[Data entries]
"""
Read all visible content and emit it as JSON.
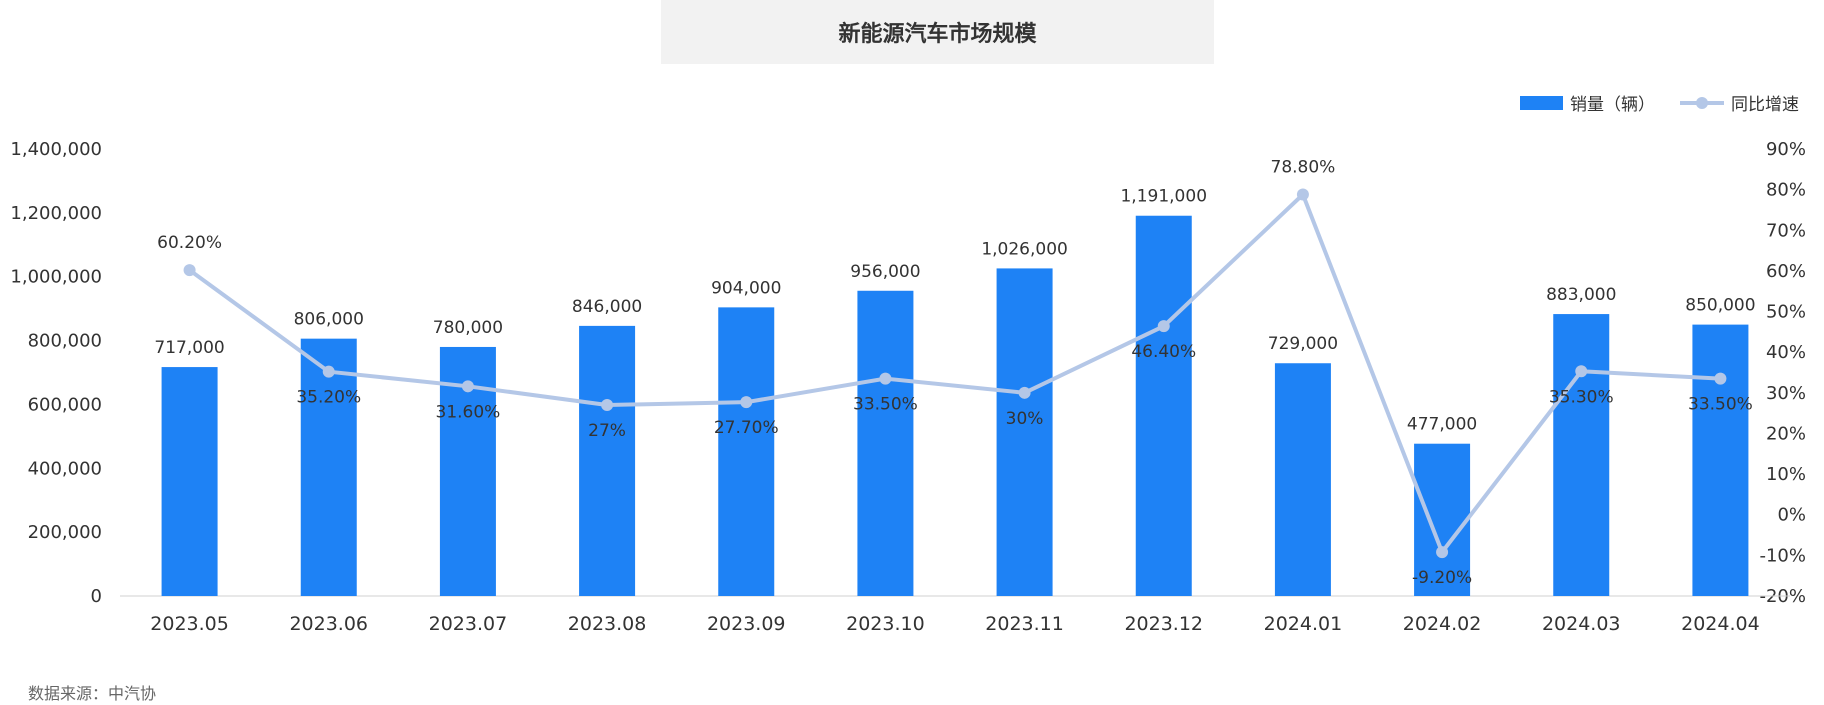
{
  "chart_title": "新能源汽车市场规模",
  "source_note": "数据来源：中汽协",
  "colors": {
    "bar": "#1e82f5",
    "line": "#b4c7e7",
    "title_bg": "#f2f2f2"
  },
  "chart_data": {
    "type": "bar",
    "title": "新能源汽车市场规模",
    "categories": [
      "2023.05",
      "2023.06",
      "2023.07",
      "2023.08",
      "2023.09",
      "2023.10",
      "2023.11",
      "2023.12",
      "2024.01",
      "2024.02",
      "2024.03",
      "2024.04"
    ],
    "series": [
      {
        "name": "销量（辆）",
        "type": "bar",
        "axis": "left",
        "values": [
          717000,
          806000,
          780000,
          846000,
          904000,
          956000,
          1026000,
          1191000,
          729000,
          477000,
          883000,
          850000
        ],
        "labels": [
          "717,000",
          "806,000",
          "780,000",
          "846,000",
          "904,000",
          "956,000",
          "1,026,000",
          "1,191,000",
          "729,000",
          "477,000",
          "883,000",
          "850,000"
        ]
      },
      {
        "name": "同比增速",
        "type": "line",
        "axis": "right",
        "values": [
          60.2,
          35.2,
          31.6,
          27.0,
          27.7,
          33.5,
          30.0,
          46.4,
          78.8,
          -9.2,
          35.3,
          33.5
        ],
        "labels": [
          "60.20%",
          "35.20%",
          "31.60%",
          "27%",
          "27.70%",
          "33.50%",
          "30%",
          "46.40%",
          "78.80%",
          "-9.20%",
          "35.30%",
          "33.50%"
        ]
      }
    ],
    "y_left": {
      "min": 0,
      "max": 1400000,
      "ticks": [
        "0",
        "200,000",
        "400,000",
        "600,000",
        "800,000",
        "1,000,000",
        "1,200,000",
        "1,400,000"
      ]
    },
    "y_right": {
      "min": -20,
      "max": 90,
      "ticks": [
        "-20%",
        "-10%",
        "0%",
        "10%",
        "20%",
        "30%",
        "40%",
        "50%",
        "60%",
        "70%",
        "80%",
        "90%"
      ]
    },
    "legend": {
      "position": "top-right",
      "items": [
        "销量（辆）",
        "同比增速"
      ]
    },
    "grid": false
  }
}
"""
» **What the task requires**
Replicate the material above verbatim; images stay out of the copy.

» **Full response**
Read all visible content and emit it as JSON.
{
  "chart_title": "新能源汽车市场规模",
  "source_note": "数据来源：中汽协",
  "colors": {
    "bar": "#1e82f5",
    "line": "#b4c7e7",
    "title_bg": "#f2f2f2"
  },
  "chart_data": {
    "type": "bar",
    "title": "新能源汽车市场规模",
    "categories": [
      "2023.05",
      "2023.06",
      "2023.07",
      "2023.08",
      "2023.09",
      "2023.10",
      "2023.11",
      "2023.12",
      "2024.01",
      "2024.02",
      "2024.03",
      "2024.04"
    ],
    "series": [
      {
        "name": "销量（辆）",
        "type": "bar",
        "axis": "left",
        "values": [
          717000,
          806000,
          780000,
          846000,
          904000,
          956000,
          1026000,
          1191000,
          729000,
          477000,
          883000,
          850000
        ],
        "labels": [
          "717,000",
          "806,000",
          "780,000",
          "846,000",
          "904,000",
          "956,000",
          "1,026,000",
          "1,191,000",
          "729,000",
          "477,000",
          "883,000",
          "850,000"
        ]
      },
      {
        "name": "同比增速",
        "type": "line",
        "axis": "right",
        "values": [
          60.2,
          35.2,
          31.6,
          27.0,
          27.7,
          33.5,
          30.0,
          46.4,
          78.8,
          -9.2,
          35.3,
          33.5
        ],
        "labels": [
          "60.20%",
          "35.20%",
          "31.60%",
          "27%",
          "27.70%",
          "33.50%",
          "30%",
          "46.40%",
          "78.80%",
          "-9.20%",
          "35.30%",
          "33.50%"
        ]
      }
    ],
    "y_left": {
      "min": 0,
      "max": 1400000,
      "ticks": [
        "0",
        "200,000",
        "400,000",
        "600,000",
        "800,000",
        "1,000,000",
        "1,200,000",
        "1,400,000"
      ]
    },
    "y_right": {
      "min": -20,
      "max": 90,
      "ticks": [
        "-20%",
        "-10%",
        "0%",
        "10%",
        "20%",
        "30%",
        "40%",
        "50%",
        "60%",
        "70%",
        "80%",
        "90%"
      ]
    },
    "legend": {
      "position": "top-right",
      "items": [
        "销量（辆）",
        "同比增速"
      ]
    },
    "grid": false
  }
}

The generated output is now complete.